[Part of a data file]
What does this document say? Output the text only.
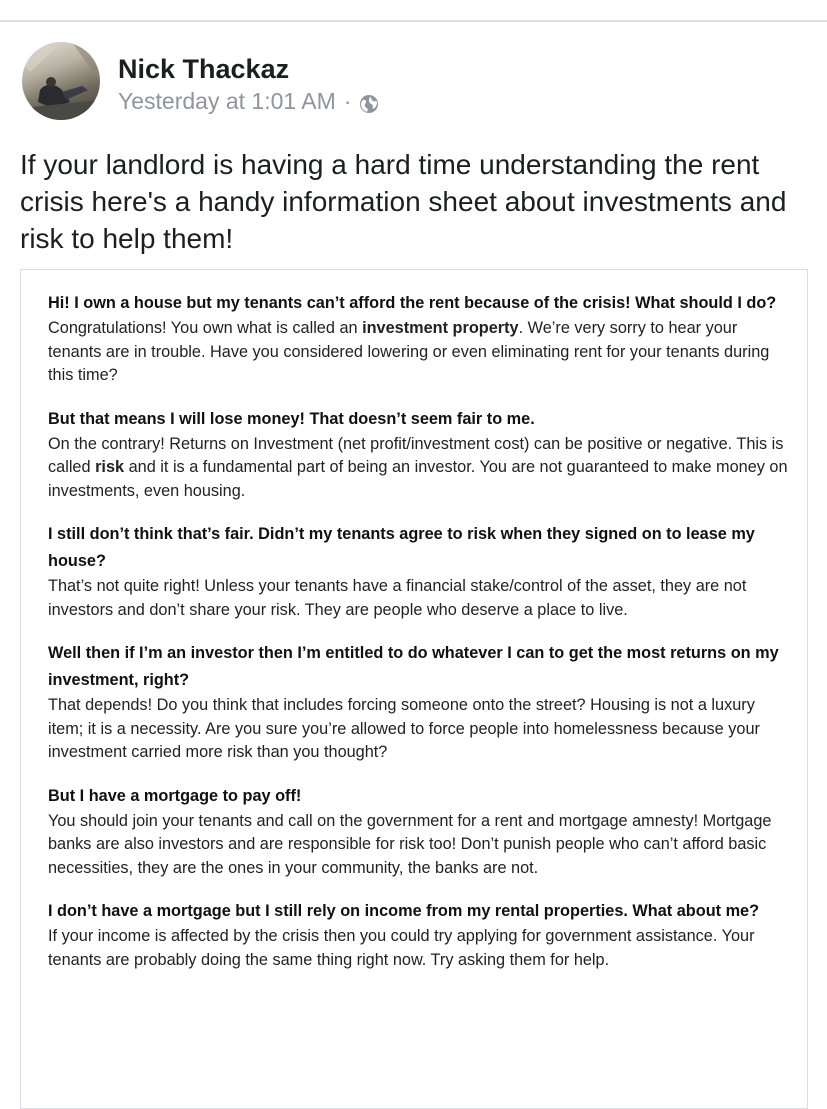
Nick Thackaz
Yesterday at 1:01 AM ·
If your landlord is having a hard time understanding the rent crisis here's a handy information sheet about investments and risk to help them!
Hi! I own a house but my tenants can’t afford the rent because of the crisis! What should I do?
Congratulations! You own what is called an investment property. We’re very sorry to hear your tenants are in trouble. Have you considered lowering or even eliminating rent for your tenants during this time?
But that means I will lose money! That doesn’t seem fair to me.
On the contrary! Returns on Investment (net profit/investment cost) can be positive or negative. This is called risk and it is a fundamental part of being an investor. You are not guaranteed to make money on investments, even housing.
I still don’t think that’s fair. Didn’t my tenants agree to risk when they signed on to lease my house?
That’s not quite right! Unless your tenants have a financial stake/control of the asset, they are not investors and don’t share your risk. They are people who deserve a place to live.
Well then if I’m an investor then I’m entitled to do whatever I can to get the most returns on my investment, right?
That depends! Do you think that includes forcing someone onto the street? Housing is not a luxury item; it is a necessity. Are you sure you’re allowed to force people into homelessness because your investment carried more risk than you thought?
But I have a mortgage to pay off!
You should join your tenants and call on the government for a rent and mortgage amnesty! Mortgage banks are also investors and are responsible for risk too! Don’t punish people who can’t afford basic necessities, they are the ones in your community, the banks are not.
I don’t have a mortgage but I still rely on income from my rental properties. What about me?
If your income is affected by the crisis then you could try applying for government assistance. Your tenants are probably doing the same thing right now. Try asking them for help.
---
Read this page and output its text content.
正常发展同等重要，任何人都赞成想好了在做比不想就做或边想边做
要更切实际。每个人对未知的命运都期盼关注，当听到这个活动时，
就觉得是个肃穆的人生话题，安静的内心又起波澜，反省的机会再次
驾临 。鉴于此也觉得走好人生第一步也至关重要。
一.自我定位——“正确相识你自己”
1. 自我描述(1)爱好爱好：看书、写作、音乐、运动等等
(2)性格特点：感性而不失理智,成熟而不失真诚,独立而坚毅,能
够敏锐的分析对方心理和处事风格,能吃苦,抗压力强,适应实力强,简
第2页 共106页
* * *
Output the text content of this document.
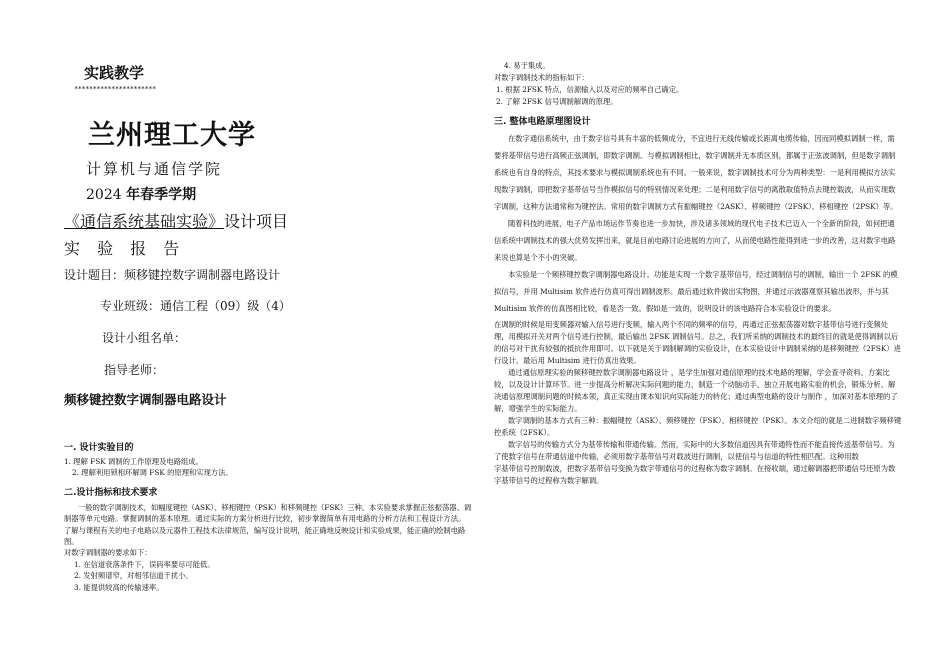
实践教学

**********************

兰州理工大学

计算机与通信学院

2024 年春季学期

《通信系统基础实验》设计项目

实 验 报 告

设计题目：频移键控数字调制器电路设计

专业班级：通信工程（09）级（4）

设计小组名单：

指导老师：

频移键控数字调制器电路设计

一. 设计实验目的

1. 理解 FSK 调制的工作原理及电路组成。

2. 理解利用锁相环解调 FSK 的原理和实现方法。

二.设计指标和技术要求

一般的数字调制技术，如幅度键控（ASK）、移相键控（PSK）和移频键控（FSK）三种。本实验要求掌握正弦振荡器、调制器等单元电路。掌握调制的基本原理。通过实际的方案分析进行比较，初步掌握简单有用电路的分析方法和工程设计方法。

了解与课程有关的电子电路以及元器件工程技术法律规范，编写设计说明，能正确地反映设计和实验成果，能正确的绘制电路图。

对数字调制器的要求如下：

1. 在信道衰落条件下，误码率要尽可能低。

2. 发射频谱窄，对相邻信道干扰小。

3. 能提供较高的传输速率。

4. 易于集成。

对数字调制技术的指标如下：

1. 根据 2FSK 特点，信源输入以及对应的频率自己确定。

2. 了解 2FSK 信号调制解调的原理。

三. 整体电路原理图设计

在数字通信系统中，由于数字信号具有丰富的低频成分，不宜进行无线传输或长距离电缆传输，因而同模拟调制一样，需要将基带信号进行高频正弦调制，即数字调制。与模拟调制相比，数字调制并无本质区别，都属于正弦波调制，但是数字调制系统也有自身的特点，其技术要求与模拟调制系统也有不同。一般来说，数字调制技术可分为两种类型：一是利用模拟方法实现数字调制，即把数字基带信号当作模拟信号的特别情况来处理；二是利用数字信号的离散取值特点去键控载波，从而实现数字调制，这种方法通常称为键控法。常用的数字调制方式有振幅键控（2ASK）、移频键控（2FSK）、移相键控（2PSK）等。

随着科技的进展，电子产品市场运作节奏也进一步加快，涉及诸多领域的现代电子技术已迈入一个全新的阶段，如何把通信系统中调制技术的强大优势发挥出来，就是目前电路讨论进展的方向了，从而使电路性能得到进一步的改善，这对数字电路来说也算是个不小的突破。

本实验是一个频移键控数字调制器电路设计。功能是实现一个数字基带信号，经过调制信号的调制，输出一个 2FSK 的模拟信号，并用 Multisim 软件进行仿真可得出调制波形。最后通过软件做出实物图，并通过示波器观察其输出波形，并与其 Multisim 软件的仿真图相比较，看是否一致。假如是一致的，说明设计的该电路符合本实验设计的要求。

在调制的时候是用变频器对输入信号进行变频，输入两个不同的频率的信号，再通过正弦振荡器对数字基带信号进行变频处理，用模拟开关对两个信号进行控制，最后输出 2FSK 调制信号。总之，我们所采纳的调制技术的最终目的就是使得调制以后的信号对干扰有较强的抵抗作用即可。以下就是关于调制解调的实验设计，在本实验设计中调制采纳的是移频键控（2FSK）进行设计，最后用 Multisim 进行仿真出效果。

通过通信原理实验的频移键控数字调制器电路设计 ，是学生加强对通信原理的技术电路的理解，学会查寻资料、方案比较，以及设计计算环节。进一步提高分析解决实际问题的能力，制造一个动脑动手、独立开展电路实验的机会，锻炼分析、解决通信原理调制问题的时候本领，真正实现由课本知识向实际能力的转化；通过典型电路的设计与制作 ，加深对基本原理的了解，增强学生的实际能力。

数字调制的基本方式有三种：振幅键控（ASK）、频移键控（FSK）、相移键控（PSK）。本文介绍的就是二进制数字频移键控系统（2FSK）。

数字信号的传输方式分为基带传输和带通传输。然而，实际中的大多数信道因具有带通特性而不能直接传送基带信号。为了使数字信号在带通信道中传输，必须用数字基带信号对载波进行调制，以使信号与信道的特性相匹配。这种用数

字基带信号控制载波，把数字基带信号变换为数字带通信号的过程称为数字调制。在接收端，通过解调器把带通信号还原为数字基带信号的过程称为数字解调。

## WORK TO BE COMPLETED
Copy all lines of the material above where the string "content" occurs.

## EXERCISE SOLUTION
Read this page and output its text content.
Output the text content of this document.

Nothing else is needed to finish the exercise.